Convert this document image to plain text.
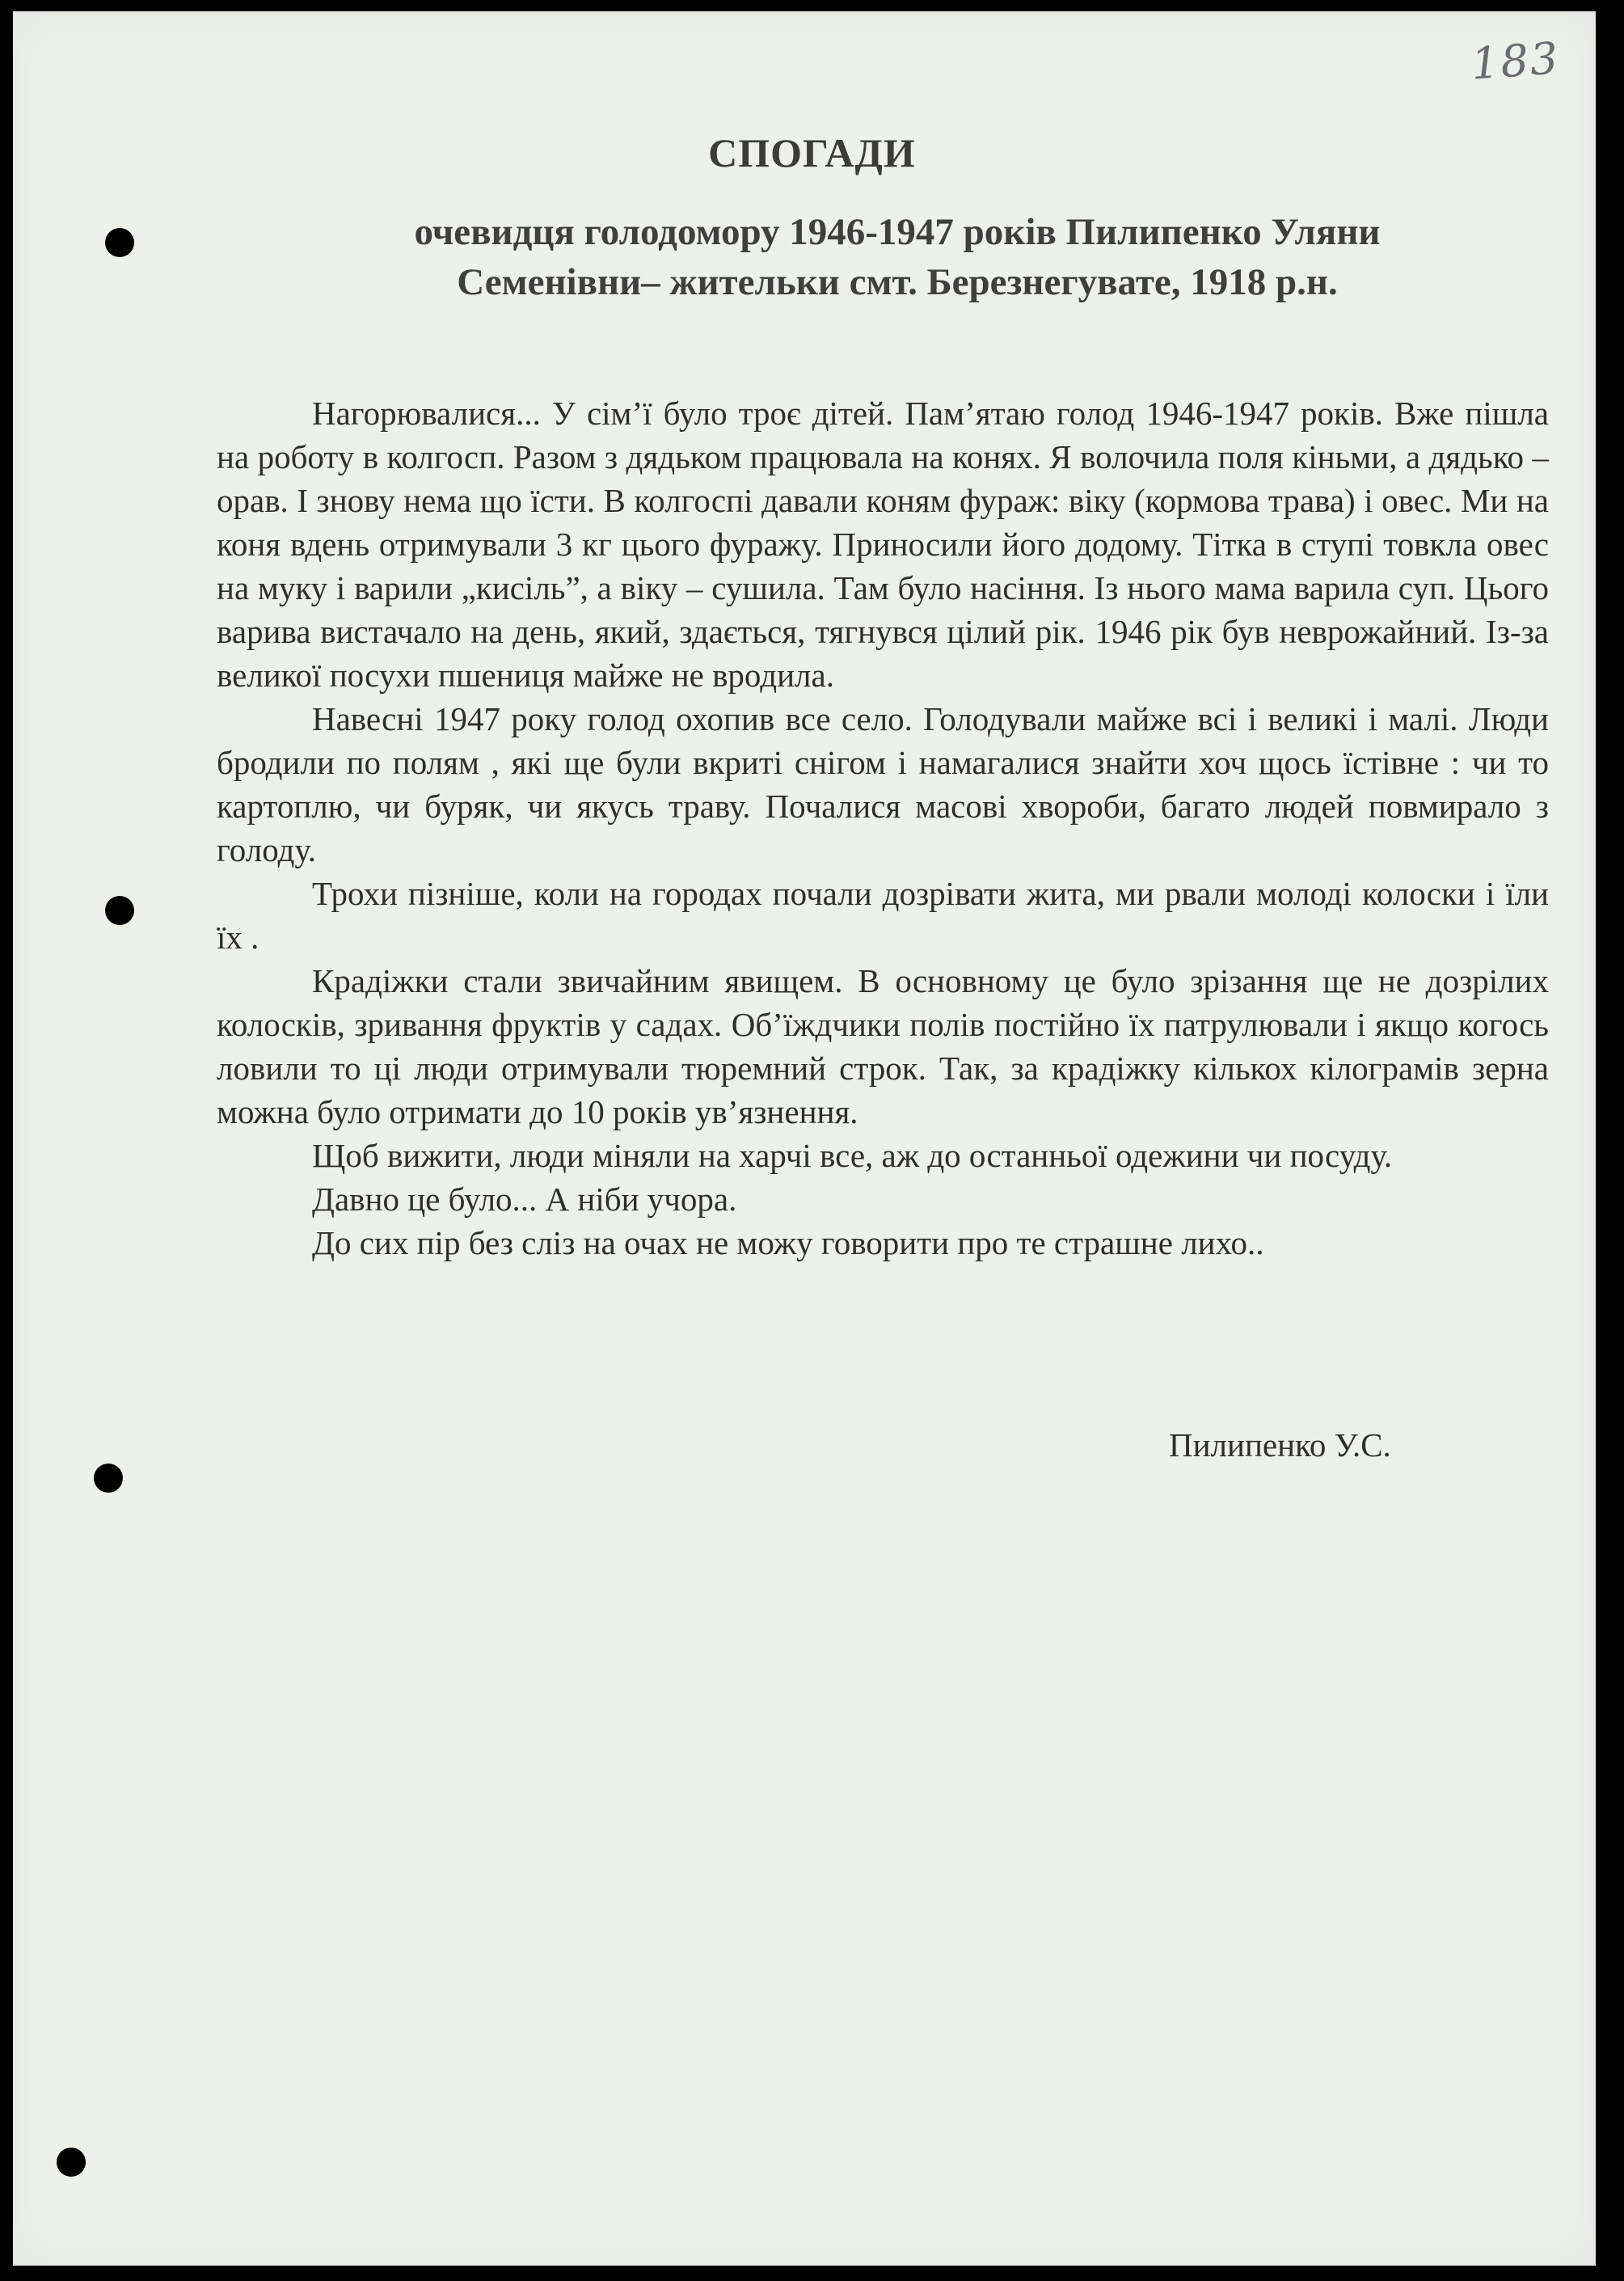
183
СПОГАДИ
очевидця голодомору 1946-1947 років Пилипенко Уляни
Семенівни– жительки смт. Березнегувате, 1918 р.н.

Нагорювалися... У сім’ї було троє дітей. Пам’ятаю голод 1946-1947 років. Вже пішла на роботу в колгосп. Разом з дядьком працювала на конях. Я волочила поля кіньми, а дядько – орав. І знову нема що їсти. В колгоспі давали коням фураж: віку (кормова трава) і овес. Ми на коня вдень отримували 3 кг цього фуражу. Приносили його додому. Тітка в ступі товкла овес на муку і варили „кисіль”, а віку – сушила. Там було насіння. Із нього мама варила суп. Цього варива вистачало на день, який, здається, тягнувся цілий рік. 1946 рік був неврожайний. Із-за великої посухи пшениця майже не вродила.

Навесні 1947 року голод охопив все село. Голодували майже всі і великі і малі. Люди бродили по полям , які ще були вкриті снігом і намагалися знайти хоч щось їстівне : чи то картоплю, чи буряк, чи якусь траву. Почалися масові хвороби, багато людей повмирало з голоду.

Трохи пізніше, коли на городах почали дозрівати жита, ми рвали молоді колоски і їли їх .

Крадіжки стали звичайним явищем. В основному це було зрізання ще не дозрілих колосків, зривання фруктів у садах. Об’їждчики полів постійно їх патрулювали і якщо когось ловили то ці люди отримували тюремний строк. Так, за крадіжку кількох кілограмів зерна можна було отримати до 10 років ув’язнення.

Щоб вижити, люди міняли на харчі все, аж до останньої одежини чи посуду.

Давно це було... А ніби учора.

До сих пір без сліз на очах не можу говорити про те страшне лихо..

Пилипенко У.С.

==================================================

Without the pictures, restate each entry exactly.

Convert this document image to plain text.
183
СПОГАДИ
очевидця голодомору 1946-1947 років Пилипенко Уляни
Семенівни– жительки смт. Березнегувате, 1918 р.н.

Нагорювалися... У сім’ї було троє дітей. Пам’ятаю голод 1946-1947 років. Вже пішла на роботу в колгосп. Разом з дядьком працювала на конях. Я волочила поля кіньми, а дядько – орав. І знову нема що їсти. В колгоспі давали коням фураж: віку (кормова трава) і овес. Ми на коня вдень отримували 3 кг цього фуражу. Приносили його додому. Тітка в ступі товкла овес на муку і варили „кисіль”, а віку – сушила. Там було насіння. Із нього мама варила суп. Цього варива вистачало на день, який, здається, тягнувся цілий рік. 1946 рік був неврожайний. Із-за великої посухи пшениця майже не вродила.

Навесні 1947 року голод охопив все село. Голодували майже всі і великі і малі. Люди бродили по полям , які ще були вкриті снігом і намагалися знайти хоч щось їстівне : чи то картоплю, чи буряк, чи якусь траву. Почалися масові хвороби, багато людей повмирало з голоду.

Трохи пізніше, коли на городах почали дозрівати жита, ми рвали молоді колоски і їли їх .

Крадіжки стали звичайним явищем. В основному це було зрізання ще не дозрілих колосків, зривання фруктів у садах. Об’їждчики полів постійно їх патрулювали і якщо когось ловили то ці люди отримували тюремний строк. Так, за крадіжку кількох кілограмів зерна можна було отримати до 10 років ув’язнення.

Щоб вижити, люди міняли на харчі все, аж до останньої одежини чи посуду.

Давно це було... А ніби учора.

До сих пір без сліз на очах не можу говорити про те страшне лихо..

Пилипенко У.С.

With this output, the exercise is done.